━━━━━ STORED ROWS

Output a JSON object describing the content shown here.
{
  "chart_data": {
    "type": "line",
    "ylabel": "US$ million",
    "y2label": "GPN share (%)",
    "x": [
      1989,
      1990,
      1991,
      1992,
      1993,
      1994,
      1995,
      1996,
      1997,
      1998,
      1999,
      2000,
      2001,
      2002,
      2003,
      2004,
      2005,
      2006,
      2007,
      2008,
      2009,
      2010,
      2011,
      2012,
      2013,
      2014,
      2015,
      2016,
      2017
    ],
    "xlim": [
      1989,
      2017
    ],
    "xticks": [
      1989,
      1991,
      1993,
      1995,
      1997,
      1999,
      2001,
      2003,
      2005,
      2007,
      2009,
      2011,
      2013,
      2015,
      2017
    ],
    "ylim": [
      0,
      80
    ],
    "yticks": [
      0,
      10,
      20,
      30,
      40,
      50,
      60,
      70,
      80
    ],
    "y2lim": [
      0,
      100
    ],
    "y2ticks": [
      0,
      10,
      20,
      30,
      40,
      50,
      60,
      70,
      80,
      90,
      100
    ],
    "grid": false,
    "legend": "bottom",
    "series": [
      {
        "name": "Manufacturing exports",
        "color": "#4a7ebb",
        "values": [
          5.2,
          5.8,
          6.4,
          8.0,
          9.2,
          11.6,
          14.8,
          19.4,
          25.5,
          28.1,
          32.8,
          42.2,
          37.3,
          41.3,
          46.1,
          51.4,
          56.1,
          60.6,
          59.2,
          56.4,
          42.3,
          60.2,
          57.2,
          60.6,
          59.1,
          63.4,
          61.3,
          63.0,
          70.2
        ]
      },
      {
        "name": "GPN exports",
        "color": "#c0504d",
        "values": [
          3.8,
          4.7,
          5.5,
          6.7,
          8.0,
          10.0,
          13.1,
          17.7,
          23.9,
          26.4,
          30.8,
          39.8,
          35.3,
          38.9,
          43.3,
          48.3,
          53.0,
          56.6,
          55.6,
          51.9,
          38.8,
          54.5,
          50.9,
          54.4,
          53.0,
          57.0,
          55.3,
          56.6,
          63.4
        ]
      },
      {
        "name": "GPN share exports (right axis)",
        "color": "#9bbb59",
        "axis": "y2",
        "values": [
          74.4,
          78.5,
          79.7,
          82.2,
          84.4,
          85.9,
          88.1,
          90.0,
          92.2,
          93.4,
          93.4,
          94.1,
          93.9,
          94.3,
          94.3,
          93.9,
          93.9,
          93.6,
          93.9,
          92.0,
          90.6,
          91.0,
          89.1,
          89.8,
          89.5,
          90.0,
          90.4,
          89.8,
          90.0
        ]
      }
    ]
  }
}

━━━━━━━━━━

GIVEN EXERCISE: Transcribe all the entries, keeping each one exactly as it is.

OUTPUT OF THE TASK:
Output a JSON object describing the content shown here.
{
  "chart_data": {
    "type": "line",
    "ylabel": "US$ million",
    "y2label": "GPN share (%)",
    "x": [
      1989,
      1990,
      1991,
      1992,
      1993,
      1994,
      1995,
      1996,
      1997,
      1998,
      1999,
      2000,
      2001,
      2002,
      2003,
      2004,
      2005,
      2006,
      2007,
      2008,
      2009,
      2010,
      2011,
      2012,
      2013,
      2014,
      2015,
      2016,
      2017
    ],
    "xlim": [
      1989,
      2017
    ],
    "xticks": [
      1989,
      1991,
      1993,
      1995,
      1997,
      1999,
      2001,
      2003,
      2005,
      2007,
      2009,
      2011,
      2013,
      2015,
      2017
    ],
    "ylim": [
      0,
      80
    ],
    "yticks": [
      0,
      10,
      20,
      30,
      40,
      50,
      60,
      70,
      80
    ],
    "y2lim": [
      0,
      100
    ],
    "y2ticks": [
      0,
      10,
      20,
      30,
      40,
      50,
      60,
      70,
      80,
      90,
      100
    ],
    "grid": false,
    "legend": "bottom",
    "series": [
      {
        "name": "Manufacturing exports",
        "color": "#4a7ebb",
        "values": [
          5.2,
          5.8,
          6.4,
          8.0,
          9.2,
          11.6,
          14.8,
          19.4,
          25.5,
          28.1,
          32.8,
          42.2,
          37.3,
          41.3,
          46.1,
          51.4,
          56.1,
          60.6,
          59.2,
          56.4,
          42.3,
          60.2,
          57.2,
          60.6,
          59.1,
          63.4,
          61.3,
          63.0,
          70.2
        ]
      },
      {
        "name": "GPN exports",
        "color": "#c0504d",
        "values": [
          3.8,
          4.7,
          5.5,
          6.7,
          8.0,
          10.0,
          13.1,
          17.7,
          23.9,
          26.4,
          30.8,
          39.8,
          35.3,
          38.9,
          43.3,
          48.3,
          53.0,
          56.6,
          55.6,
          51.9,
          38.8,
          54.5,
          50.9,
          54.4,
          53.0,
          57.0,
          55.3,
          56.6,
          63.4
        ]
      },
      {
        "name": "GPN share exports (right axis)",
        "color": "#9bbb59",
        "axis": "y2",
        "values": [
          74.4,
          78.5,
          79.7,
          82.2,
          84.4,
          85.9,
          88.1,
          90.0,
          92.2,
          93.4,
          93.4,
          94.1,
          93.9,
          94.3,
          94.3,
          93.9,
          93.9,
          93.6,
          93.9,
          92.0,
          90.6,
          91.0,
          89.1,
          89.8,
          89.5,
          90.0,
          90.4,
          89.8,
          90.0
        ]
      }
    ]
  }
}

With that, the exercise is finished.